* **Extrait choisi**
Les symptômes de fin de vie et l’hydratation parentérale

La liste suivante des signes et symptômes est tirée de l’étude réalisée au Japon en 2007 par Morita et al. pour l’élaboration d’une guideline nationale sur la prescription de l’hydratation artificielle chez des patients en fin de vie. En 2000, Cerchietti et al. n’ont pu mettre en évidence aucune amélioration liée à la pose d’une hydratation artificielle, à l’exception des nausées chroniques, qui avaient significativement diminué après 48h. Or,

Morita et al. apportent quelques nuances à ces conclusions par rapport à leurs résultats de 2007.

 La soif : L’hydratation artificielle ne soulage probablement pas la sensation de soif des patients en phase terminale d’un cancer ; cette dernière résultant de causes multi-étiologiques (Morita & al., 2002). En revanche, des soins infirmiers intensifs sont de la plus grande importance.

* **Série d'exercices**
[A] Pouvez-vous condenser sous forme de liste le paragraphe qui commence par « La soif : » dans le texte sur l'hydratation en fin de vie, en gardant ses faits principaux ?
[B] Reproduisez le passage du texte sur l'hydratation en fin de vie qui commence par « Les symptômes de » et se poursuit jusqu'à « plus grande importance. ».
Les lignes qui suivent proviennent d'une autre source que le texte sur l'hydratation en fin de vie.

Enregistrements issus d'une source de données:
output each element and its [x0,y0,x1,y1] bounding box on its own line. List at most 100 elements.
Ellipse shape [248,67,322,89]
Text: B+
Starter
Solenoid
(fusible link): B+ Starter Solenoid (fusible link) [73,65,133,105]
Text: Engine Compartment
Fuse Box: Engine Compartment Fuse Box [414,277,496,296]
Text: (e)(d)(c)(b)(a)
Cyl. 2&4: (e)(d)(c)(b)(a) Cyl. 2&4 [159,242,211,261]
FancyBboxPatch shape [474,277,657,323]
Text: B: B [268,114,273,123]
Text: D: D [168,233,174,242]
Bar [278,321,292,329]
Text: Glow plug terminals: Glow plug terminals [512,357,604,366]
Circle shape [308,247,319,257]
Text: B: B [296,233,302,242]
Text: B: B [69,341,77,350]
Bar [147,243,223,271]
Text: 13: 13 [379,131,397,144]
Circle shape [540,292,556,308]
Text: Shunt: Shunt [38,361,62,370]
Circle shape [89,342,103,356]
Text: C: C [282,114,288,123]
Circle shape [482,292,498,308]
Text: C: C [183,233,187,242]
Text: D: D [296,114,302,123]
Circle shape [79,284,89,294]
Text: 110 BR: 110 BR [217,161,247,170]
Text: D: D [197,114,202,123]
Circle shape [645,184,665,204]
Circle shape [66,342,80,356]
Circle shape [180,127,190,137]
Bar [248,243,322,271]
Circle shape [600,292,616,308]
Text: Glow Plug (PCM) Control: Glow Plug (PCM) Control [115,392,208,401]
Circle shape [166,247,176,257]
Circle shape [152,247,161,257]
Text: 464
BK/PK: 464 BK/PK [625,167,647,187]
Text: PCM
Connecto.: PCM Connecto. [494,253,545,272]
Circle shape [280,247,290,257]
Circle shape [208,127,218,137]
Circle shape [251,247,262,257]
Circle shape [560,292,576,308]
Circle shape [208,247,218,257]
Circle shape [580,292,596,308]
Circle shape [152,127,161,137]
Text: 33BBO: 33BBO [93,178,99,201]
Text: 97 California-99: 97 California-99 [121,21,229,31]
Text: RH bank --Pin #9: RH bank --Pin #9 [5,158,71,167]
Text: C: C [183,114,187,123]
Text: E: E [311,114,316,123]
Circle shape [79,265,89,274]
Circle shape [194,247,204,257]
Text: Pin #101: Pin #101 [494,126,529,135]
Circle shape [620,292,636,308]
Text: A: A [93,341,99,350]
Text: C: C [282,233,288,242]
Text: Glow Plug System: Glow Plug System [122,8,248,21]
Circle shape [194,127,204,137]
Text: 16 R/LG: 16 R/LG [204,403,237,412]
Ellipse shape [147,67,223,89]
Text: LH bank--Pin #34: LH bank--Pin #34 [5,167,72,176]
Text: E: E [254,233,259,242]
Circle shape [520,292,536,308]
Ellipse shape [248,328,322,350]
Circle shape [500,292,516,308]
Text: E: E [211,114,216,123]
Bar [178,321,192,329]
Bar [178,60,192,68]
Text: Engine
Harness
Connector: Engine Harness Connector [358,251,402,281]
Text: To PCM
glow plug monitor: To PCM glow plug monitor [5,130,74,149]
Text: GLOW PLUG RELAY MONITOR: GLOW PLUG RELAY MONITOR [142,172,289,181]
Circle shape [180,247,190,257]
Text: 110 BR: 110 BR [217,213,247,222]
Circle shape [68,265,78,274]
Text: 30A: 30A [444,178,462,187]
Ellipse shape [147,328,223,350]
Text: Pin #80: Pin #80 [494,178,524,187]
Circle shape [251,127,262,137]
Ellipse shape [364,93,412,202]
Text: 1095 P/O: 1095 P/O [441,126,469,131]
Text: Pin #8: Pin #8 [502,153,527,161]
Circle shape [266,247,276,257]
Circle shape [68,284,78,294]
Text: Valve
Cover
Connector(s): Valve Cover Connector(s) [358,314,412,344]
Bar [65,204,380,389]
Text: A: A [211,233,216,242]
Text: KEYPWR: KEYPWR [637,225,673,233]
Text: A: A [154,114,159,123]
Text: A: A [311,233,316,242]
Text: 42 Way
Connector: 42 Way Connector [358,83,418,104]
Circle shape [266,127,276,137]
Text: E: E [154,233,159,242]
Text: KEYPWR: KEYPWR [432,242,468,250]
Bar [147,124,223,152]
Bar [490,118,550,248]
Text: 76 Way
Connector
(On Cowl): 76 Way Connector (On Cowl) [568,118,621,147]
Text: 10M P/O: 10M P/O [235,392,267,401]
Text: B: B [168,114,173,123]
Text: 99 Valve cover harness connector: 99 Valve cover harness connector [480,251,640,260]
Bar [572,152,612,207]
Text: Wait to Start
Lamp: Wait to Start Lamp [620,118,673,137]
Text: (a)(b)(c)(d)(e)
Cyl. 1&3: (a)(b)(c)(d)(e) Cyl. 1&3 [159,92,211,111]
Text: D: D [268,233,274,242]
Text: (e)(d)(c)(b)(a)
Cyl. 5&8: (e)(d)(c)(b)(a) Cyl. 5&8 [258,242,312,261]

* **Corrigé**
[A]
- L'hydratation artificielle ne soulage probablement pas la soif des patients en phase terminale d'un cancer.
- Cette soif a des causes multi-étiologiques (Morita & al., 2002).
- Des soins infirmiers intensifs sont en revanche de la plus grande importance.

[B]
Les symptômes de fin de vie et l’hydratation parentérale

La liste suivante des signes et symptômes est tirée de l’étude réalisée au Japon en 2007 par Morita et al. pour l’élaboration d’une guideline nationale sur la prescription de l’hydratation artificielle chez des patients en fin de vie. En 2000, Cerchietti et al. n’ont pu mettre en évidence aucune amélioration liée à la pose d’une hydratation artificielle, à l’exception des nausées chroniques, qui avaient significativement diminué après 48h. Or,

Morita et al. apportent quelques nuances à ces conclusions par rapport à leurs résultats de 2007.

 La soif : L’hydratation artificielle ne soulage probablement pas la sensation de soif des patients en phase terminale d’un cancer ; cette dernière résultant de causes multi-étiologiques (Morita & al., 2002). En revanche, des soins infirmiers intensifs sont de la plus grande importance.